▶ **WRITTEN REQUEST**:
Output every entry exactly as given.

▶ **EXCERPTED DATA**:
□ □ □ □

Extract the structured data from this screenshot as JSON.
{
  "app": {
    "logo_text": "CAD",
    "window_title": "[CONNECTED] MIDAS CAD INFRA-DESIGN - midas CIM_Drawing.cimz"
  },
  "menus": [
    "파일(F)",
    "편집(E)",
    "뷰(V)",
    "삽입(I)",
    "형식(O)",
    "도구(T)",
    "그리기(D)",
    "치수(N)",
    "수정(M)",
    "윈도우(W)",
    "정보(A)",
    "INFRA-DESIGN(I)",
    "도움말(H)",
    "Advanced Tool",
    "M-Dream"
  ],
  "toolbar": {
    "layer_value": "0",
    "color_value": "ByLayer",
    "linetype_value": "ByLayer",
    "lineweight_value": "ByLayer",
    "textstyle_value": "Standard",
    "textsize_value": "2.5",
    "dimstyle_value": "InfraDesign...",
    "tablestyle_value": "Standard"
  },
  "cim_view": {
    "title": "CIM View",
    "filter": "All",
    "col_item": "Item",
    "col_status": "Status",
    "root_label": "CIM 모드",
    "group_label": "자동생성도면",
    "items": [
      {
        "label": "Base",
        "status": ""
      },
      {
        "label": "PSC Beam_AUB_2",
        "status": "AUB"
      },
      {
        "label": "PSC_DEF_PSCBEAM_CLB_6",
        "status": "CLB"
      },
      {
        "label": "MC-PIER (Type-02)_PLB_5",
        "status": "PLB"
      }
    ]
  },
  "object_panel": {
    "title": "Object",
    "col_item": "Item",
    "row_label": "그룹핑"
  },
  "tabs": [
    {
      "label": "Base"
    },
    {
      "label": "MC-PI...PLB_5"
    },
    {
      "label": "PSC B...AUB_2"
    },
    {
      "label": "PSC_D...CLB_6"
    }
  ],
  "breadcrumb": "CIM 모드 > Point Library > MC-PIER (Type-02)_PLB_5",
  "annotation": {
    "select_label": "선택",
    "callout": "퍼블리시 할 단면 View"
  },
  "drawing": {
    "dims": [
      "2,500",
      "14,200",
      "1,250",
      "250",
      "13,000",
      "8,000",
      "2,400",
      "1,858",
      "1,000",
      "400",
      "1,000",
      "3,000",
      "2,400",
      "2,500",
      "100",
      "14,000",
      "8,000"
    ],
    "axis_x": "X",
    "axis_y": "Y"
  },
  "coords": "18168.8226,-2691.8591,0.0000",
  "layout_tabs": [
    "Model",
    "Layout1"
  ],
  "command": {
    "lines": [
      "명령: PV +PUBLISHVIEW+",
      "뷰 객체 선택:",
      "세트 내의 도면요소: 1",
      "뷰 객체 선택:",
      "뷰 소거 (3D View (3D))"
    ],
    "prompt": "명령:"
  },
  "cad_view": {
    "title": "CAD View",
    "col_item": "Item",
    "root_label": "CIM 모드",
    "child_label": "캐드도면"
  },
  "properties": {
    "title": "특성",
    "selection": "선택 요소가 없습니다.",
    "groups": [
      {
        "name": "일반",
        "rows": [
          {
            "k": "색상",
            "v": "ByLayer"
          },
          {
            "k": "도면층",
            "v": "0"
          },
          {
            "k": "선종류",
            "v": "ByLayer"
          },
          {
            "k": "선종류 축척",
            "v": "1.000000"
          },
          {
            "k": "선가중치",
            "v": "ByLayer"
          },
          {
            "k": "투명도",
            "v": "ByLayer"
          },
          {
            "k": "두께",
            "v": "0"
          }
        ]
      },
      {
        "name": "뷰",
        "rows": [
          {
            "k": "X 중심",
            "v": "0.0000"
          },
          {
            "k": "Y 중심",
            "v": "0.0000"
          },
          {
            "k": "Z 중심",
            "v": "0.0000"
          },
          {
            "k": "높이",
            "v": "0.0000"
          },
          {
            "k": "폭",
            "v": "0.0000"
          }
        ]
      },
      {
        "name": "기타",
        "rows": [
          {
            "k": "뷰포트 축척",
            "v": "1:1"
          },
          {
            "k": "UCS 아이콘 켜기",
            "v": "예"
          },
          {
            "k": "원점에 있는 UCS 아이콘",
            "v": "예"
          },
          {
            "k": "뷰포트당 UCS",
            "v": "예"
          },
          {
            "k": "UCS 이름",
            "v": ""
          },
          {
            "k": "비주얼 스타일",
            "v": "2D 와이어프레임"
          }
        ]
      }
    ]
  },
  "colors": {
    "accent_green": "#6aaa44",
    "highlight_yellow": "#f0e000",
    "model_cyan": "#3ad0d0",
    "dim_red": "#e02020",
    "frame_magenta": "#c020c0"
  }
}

□ □ □ □

▶ **ANSWER TO THE EXERCISE**:
Extract the structured data from this screenshot as JSON.
{
  "app": {
    "logo_text": "CAD",
    "window_title": "[CONNECTED] MIDAS CAD INFRA-DESIGN - midas CIM_Drawing.cimz"
  },
  "menus": [
    "파일(F)",
    "편집(E)",
    "뷰(V)",
    "삽입(I)",
    "형식(O)",
    "도구(T)",
    "그리기(D)",
    "치수(N)",
    "수정(M)",
    "윈도우(W)",
    "정보(A)",
    "INFRA-DESIGN(I)",
    "도움말(H)",
    "Advanced Tool",
    "M-Dream"
  ],
  "toolbar": {
    "layer_value": "0",
    "color_value": "ByLayer",
    "linetype_value": "ByLayer",
    "lineweight_value": "ByLayer",
    "textstyle_value": "Standard",
    "textsize_value": "2.5",
    "dimstyle_value": "InfraDesign...",
    "tablestyle_value": "Standard"
  },
  "cim_view": {
    "title": "CIM View",
    "filter": "All",
    "col_item": "Item",
    "col_status": "Status",
    "root_label": "CIM 모드",
    "group_label": "자동생성도면",
    "items": [
      {
        "label": "Base",
        "status": ""
      },
      {
        "label": "PSC Beam_AUB_2",
        "status": "AUB"
      },
      {
        "label": "PSC_DEF_PSCBEAM_CLB_6",
        "status": "CLB"
      },
      {
        "label": "MC-PIER (Type-02)_PLB_5",
        "status": "PLB"
      }
    ]
  },
  "object_panel": {
    "title": "Object",
    "col_item": "Item",
    "row_label": "그룹핑"
  },
  "tabs": [
    {
      "label": "Base"
    },
    {
      "label": "MC-PI...PLB_5"
    },
    {
      "label": "PSC B...AUB_2"
    },
    {
      "label": "PSC_D...CLB_6"
    }
  ],
  "breadcrumb": "CIM 모드 > Point Library > MC-PIER (Type-02)_PLB_5",
  "annotation": {
    "select_label": "선택",
    "callout": "퍼블리시 할 단면 View"
  },
  "drawing": {
    "dims": [
      "2,500",
      "14,200",
      "1,250",
      "250",
      "13,000",
      "8,000",
      "2,400",
      "1,858",
      "1,000",
      "400",
      "1,000",
      "3,000",
      "2,400",
      "2,500",
      "100",
      "14,000",
      "8,000"
    ],
    "axis_x": "X",
    "axis_y": "Y"
  },
  "coords": "18168.8226,-2691.8591,0.0000",
  "layout_tabs": [
    "Model",
    "Layout1"
  ],
  "command": {
    "lines": [
      "명령: PV +PUBLISHVIEW+",
      "뷰 객체 선택:",
      "세트 내의 도면요소: 1",
      "뷰 객체 선택:",
      "뷰 소거 (3D View (3D))"
    ],
    "prompt": "명령:"
  },
  "cad_view": {
    "title": "CAD View",
    "col_item": "Item",
    "root_label": "CIM 모드",
    "child_label": "캐드도면"
  },
  "properties": {
    "title": "특성",
    "selection": "선택 요소가 없습니다.",
    "groups": [
      {
        "name": "일반",
        "rows": [
          {
            "k": "색상",
            "v": "ByLayer"
          },
          {
            "k": "도면층",
            "v": "0"
          },
          {
            "k": "선종류",
            "v": "ByLayer"
          },
          {
            "k": "선종류 축척",
            "v": "1.000000"
          },
          {
            "k": "선가중치",
            "v": "ByLayer"
          },
          {
            "k": "투명도",
            "v": "ByLayer"
          },
          {
            "k": "두께",
            "v": "0"
          }
        ]
      },
      {
        "name": "뷰",
        "rows": [
          {
            "k": "X 중심",
            "v": "0.0000"
          },
          {
            "k": "Y 중심",
            "v": "0.0000"
          },
          {
            "k": "Z 중심",
            "v": "0.0000"
          },
          {
            "k": "높이",
            "v": "0.0000"
          },
          {
            "k": "폭",
            "v": "0.0000"
          }
        ]
      },
      {
        "name": "기타",
        "rows": [
          {
            "k": "뷰포트 축척",
            "v": "1:1"
          },
          {
            "k": "UCS 아이콘 켜기",
            "v": "예"
          },
          {
            "k": "원점에 있는 UCS 아이콘",
            "v": "예"
          },
          {
            "k": "뷰포트당 UCS",
            "v": "예"
          },
          {
            "k": "UCS 이름",
            "v": ""
          },
          {
            "k": "비주얼 스타일",
            "v": "2D 와이어프레임"
          }
        ]
      }
    ]
  },
  "colors": {
    "accent_green": "#6aaa44",
    "highlight_yellow": "#f0e000",
    "model_cyan": "#3ad0d0",
    "dim_red": "#e02020",
    "frame_magenta": "#c020c0"
  }
}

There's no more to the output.